Problem to solve
Rewrite the rows below as a Markdown table with two columns, Index and Text: give each nonblank line its running number and the line itself, and skip blank lines.

Spatial annotation records
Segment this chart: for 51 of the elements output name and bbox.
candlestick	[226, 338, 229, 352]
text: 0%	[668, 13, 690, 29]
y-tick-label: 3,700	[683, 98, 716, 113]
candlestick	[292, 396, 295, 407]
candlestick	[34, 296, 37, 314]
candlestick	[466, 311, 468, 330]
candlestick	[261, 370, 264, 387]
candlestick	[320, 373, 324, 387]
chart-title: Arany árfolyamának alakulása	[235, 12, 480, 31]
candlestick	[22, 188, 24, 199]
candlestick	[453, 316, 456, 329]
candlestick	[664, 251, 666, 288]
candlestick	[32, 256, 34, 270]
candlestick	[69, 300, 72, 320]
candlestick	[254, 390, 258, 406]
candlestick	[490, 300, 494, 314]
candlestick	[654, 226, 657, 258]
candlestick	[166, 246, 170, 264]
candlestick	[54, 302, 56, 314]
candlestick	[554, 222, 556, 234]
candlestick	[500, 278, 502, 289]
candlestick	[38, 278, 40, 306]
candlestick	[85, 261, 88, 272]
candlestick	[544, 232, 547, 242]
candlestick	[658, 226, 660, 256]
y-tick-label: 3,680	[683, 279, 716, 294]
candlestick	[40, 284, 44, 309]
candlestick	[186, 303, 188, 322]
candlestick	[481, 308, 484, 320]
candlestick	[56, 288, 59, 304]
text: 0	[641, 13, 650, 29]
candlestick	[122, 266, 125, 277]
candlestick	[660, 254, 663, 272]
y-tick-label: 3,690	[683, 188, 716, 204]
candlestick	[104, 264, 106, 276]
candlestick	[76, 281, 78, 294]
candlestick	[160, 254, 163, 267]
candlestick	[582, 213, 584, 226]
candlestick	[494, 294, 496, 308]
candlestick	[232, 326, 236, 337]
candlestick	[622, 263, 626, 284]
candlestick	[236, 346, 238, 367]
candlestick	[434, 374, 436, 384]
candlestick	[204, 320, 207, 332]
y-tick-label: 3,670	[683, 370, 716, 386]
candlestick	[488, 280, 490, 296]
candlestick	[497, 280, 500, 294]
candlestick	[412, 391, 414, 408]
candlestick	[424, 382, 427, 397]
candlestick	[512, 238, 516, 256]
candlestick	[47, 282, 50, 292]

Right answer
| Index | Text |
|---|---|
| 1 | Segment this chart: for 51 of the elements output name and bbox. |
| 2 | candlestick	[226, 338, 229, 352] |
| 3 | text: 0%	[668, 13, 690, 29] |
| 4 | y-tick-label: 3,700	[683, 98, 716, 113] |
| 5 | candlestick	[292, 396, 295, 407] |
| 6 | candlestick	[34, 296, 37, 314] |
| 7 | candlestick	[466, 311, 468, 330] |
| 8 | candlestick	[261, 370, 264, 387] |
| 9 | candlestick	[320, 373, 324, 387] |
| 10 | chart-title: Arany árfolyamának alakulása	[235, 12, 480, 31] |
| 11 | candlestick	[22, 188, 24, 199] |
| 12 | candlestick	[453, 316, 456, 329] |
| 13 | candlestick	[664, 251, 666, 288] |
| 14 | candlestick	[32, 256, 34, 270] |
| 15 | candlestick	[69, 300, 72, 320] |
| 16 | candlestick	[254, 390, 258, 406] |
| 17 | candlestick	[490, 300, 494, 314] |
| 18 | candlestick	[654, 226, 657, 258] |
| 19 | candlestick	[166, 246, 170, 264] |
| 20 | candlestick	[54, 302, 56, 314] |
| 21 | candlestick	[554, 222, 556, 234] |
| 22 | candlestick	[500, 278, 502, 289] |
| 23 | candlestick	[38, 278, 40, 306] |
| 24 | candlestick	[85, 261, 88, 272] |
| 25 | candlestick	[544, 232, 547, 242] |
| 26 | candlestick	[658, 226, 660, 256] |
| 27 | y-tick-label: 3,680	[683, 279, 716, 294] |
| 28 | candlestick	[40, 284, 44, 309] |
| 29 | candlestick	[186, 303, 188, 322] |
| 30 | candlestick	[481, 308, 484, 320] |
| 31 | candlestick	[56, 288, 59, 304] |
| 32 | text: 0	[641, 13, 650, 29] |
| 33 | candlestick	[122, 266, 125, 277] |
| 34 | candlestick	[660, 254, 663, 272] |
| 35 | y-tick-label: 3,690	[683, 188, 716, 204] |
| 36 | candlestick	[104, 264, 106, 276] |
| 37 | candlestick	[76, 281, 78, 294] |
| 38 | candlestick	[160, 254, 163, 267] |
| 39 | candlestick	[582, 213, 584, 226] |
| 40 | candlestick	[494, 294, 496, 308] |
| 41 | candlestick	[232, 326, 236, 337] |
| 42 | candlestick	[622, 263, 626, 284] |
| 43 | candlestick	[236, 346, 238, 367] |
| 44 | candlestick	[434, 374, 436, 384] |
| 45 | candlestick	[204, 320, 207, 332] |
| 46 | y-tick-label: 3,670	[683, 370, 716, 386] |
| 47 | candlestick	[488, 280, 490, 296] |
| 48 | candlestick	[497, 280, 500, 294] |
| 49 | candlestick	[412, 391, 414, 408] |
| 50 | candlestick	[424, 382, 427, 397] |
| 51 | candlestick	[512, 238, 516, 256] |
| 52 | candlestick	[47, 282, 50, 292] |